**WORK REQUIRED**
Transcribe all the records with complete accuracy.

-- begin RAW RECORDS --

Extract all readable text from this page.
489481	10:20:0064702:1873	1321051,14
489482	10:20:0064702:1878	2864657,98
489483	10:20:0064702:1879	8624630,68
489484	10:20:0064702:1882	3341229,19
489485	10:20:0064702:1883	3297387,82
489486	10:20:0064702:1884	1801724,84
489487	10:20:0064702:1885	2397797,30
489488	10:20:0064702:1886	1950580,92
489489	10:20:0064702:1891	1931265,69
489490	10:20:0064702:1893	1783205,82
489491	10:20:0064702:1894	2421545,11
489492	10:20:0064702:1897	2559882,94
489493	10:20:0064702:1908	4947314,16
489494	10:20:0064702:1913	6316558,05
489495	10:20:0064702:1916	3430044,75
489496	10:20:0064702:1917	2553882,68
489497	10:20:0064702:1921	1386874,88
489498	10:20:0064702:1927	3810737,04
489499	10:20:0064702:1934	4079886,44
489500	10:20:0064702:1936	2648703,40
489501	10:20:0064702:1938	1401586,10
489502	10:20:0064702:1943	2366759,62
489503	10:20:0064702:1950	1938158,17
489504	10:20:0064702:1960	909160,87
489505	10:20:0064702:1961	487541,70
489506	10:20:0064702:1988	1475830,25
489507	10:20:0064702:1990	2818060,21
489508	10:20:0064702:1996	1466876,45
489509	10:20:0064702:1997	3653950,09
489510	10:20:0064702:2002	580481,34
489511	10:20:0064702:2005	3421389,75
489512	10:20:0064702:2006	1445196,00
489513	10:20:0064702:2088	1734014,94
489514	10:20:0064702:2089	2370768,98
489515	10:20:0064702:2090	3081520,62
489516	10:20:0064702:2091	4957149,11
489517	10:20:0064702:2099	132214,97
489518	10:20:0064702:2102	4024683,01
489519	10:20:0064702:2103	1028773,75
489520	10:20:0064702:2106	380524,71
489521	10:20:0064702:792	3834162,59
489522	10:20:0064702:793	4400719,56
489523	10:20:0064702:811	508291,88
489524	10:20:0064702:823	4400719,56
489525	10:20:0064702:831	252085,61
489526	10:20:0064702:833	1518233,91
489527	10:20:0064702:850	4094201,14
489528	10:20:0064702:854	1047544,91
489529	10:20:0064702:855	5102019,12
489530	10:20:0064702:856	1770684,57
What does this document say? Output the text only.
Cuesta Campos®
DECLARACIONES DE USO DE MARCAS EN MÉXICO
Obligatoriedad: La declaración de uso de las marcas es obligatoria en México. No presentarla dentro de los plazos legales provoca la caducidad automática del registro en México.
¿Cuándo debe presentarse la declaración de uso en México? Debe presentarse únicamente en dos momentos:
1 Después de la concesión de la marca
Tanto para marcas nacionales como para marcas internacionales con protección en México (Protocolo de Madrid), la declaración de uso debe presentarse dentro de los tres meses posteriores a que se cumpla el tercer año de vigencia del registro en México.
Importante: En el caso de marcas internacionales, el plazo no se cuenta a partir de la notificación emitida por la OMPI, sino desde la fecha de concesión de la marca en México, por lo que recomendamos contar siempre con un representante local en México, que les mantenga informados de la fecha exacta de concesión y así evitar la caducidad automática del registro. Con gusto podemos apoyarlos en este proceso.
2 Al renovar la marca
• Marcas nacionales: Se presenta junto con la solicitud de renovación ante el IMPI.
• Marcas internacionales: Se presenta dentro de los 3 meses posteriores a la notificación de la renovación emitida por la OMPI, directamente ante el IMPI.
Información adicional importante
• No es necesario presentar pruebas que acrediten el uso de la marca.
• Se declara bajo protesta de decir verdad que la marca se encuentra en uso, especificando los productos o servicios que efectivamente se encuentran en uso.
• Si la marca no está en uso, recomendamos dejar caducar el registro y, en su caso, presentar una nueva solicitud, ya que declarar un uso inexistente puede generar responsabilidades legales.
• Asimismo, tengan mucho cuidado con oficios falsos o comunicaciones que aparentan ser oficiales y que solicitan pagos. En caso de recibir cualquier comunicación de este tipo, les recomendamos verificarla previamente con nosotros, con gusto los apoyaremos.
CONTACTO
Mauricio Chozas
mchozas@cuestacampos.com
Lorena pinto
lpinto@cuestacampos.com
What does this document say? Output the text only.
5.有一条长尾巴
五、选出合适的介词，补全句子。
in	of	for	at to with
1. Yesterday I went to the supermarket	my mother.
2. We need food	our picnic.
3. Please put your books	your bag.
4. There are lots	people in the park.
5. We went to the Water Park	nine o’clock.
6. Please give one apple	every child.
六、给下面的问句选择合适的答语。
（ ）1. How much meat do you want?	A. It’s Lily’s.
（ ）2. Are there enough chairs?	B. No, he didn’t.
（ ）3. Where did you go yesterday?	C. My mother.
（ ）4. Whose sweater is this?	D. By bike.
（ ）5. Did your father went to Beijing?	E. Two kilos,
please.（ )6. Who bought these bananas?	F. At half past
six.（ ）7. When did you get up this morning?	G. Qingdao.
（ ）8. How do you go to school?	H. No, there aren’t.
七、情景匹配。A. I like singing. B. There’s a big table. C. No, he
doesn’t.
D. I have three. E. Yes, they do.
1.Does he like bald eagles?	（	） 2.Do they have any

-- end RAW RECORDS --

**EXERCISE SOLUTION**
Extract all readable text from this page.
489481	10:20:0064702:1873	1321051,14
489482	10:20:0064702:1878	2864657,98
489483	10:20:0064702:1879	8624630,68
489484	10:20:0064702:1882	3341229,19
489485	10:20:0064702:1883	3297387,82
489486	10:20:0064702:1884	1801724,84
489487	10:20:0064702:1885	2397797,30
489488	10:20:0064702:1886	1950580,92
489489	10:20:0064702:1891	1931265,69
489490	10:20:0064702:1893	1783205,82
489491	10:20:0064702:1894	2421545,11
489492	10:20:0064702:1897	2559882,94
489493	10:20:0064702:1908	4947314,16
489494	10:20:0064702:1913	6316558,05
489495	10:20:0064702:1916	3430044,75
489496	10:20:0064702:1917	2553882,68
489497	10:20:0064702:1921	1386874,88
489498	10:20:0064702:1927	3810737,04
489499	10:20:0064702:1934	4079886,44
489500	10:20:0064702:1936	2648703,40
489501	10:20:0064702:1938	1401586,10
489502	10:20:0064702:1943	2366759,62
489503	10:20:0064702:1950	1938158,17
489504	10:20:0064702:1960	909160,87
489505	10:20:0064702:1961	487541,70
489506	10:20:0064702:1988	1475830,25
489507	10:20:0064702:1990	2818060,21
489508	10:20:0064702:1996	1466876,45
489509	10:20:0064702:1997	3653950,09
489510	10:20:0064702:2002	580481,34
489511	10:20:0064702:2005	3421389,75
489512	10:20:0064702:2006	1445196,00
489513	10:20:0064702:2088	1734014,94
489514	10:20:0064702:2089	2370768,98
489515	10:20:0064702:2090	3081520,62
489516	10:20:0064702:2091	4957149,11
489517	10:20:0064702:2099	132214,97
489518	10:20:0064702:2102	4024683,01
489519	10:20:0064702:2103	1028773,75
489520	10:20:0064702:2106	380524,71
489521	10:20:0064702:792	3834162,59
489522	10:20:0064702:793	4400719,56
489523	10:20:0064702:811	508291,88
489524	10:20:0064702:823	4400719,56
489525	10:20:0064702:831	252085,61
489526	10:20:0064702:833	1518233,91
489527	10:20:0064702:850	4094201,14
489528	10:20:0064702:854	1047544,91
489529	10:20:0064702:855	5102019,12
489530	10:20:0064702:856	1770684,57
What does this document say? Output the text only.
Cuesta Campos®
DECLARACIONES DE USO DE MARCAS EN MÉXICO
Obligatoriedad: La declaración de uso de las marcas es obligatoria en México. No presentarla dentro de los plazos legales provoca la caducidad automática del registro en México.
¿Cuándo debe presentarse la declaración de uso en México? Debe presentarse únicamente en dos momentos:
1 Después de la concesión de la marca
Tanto para marcas nacionales como para marcas internacionales con protección en México (Protocolo de Madrid), la declaración de uso debe presentarse dentro de los tres meses posteriores a que se cumpla el tercer año de vigencia del registro en México.
Importante: En el caso de marcas internacionales, el plazo no se cuenta a partir de la notificación emitida por la OMPI, sino desde la fecha de concesión de la marca en México, por lo que recomendamos contar siempre con un representante local en México, que les mantenga informados de la fecha exacta de concesión y así evitar la caducidad automática del registro. Con gusto podemos apoyarlos en este proceso.
2 Al renovar la marca
• Marcas nacionales: Se presenta junto con la solicitud de renovación ante el IMPI.
• Marcas internacionales: Se presenta dentro de los 3 meses posteriores a la notificación de la renovación emitida por la OMPI, directamente ante el IMPI.
Información adicional importante
• No es necesario presentar pruebas que acrediten el uso de la marca.
• Se declara bajo protesta de decir verdad que la marca se encuentra en uso, especificando los productos o servicios que efectivamente se encuentran en uso.
• Si la marca no está en uso, recomendamos dejar caducar el registro y, en su caso, presentar una nueva solicitud, ya que declarar un uso inexistente puede generar responsabilidades legales.
• Asimismo, tengan mucho cuidado con oficios falsos o comunicaciones que aparentan ser oficiales y que solicitan pagos. En caso de recibir cualquier comunicación de este tipo, les recomendamos verificarla previamente con nosotros, con gusto los apoyaremos.
CONTACTO
Mauricio Chozas
mchozas@cuestacampos.com
Lorena pinto
lpinto@cuestacampos.com
What does this document say? Output the text only.
5.有一条长尾巴
五、选出合适的介词，补全句子。
in	of	for	at to with
1. Yesterday I went to the supermarket	my mother.
2. We need food	our picnic.
3. Please put your books	your bag.
4. There are lots	people in the park.
5. We went to the Water Park	nine o’clock.
6. Please give one apple	every child.
六、给下面的问句选择合适的答语。
（ ）1. How much meat do you want?	A. It’s Lily’s.
（ ）2. Are there enough chairs?	B. No, he didn’t.
（ ）3. Where did you go yesterday?	C. My mother.
（ ）4. Whose sweater is this?	D. By bike.
（ ）5. Did your father went to Beijing?	E. Two kilos,
please.（ )6. Who bought these bananas?	F. At half past
six.（ ）7. When did you get up this morning?	G. Qingdao.
（ ）8. How do you go to school?	H. No, there aren’t.
七、情景匹配。A. I like singing. B. There’s a big table. C. No, he
doesn’t.
D. I have three. E. Yes, they do.
1.Does he like bald eagles?	（	） 2.Do they have any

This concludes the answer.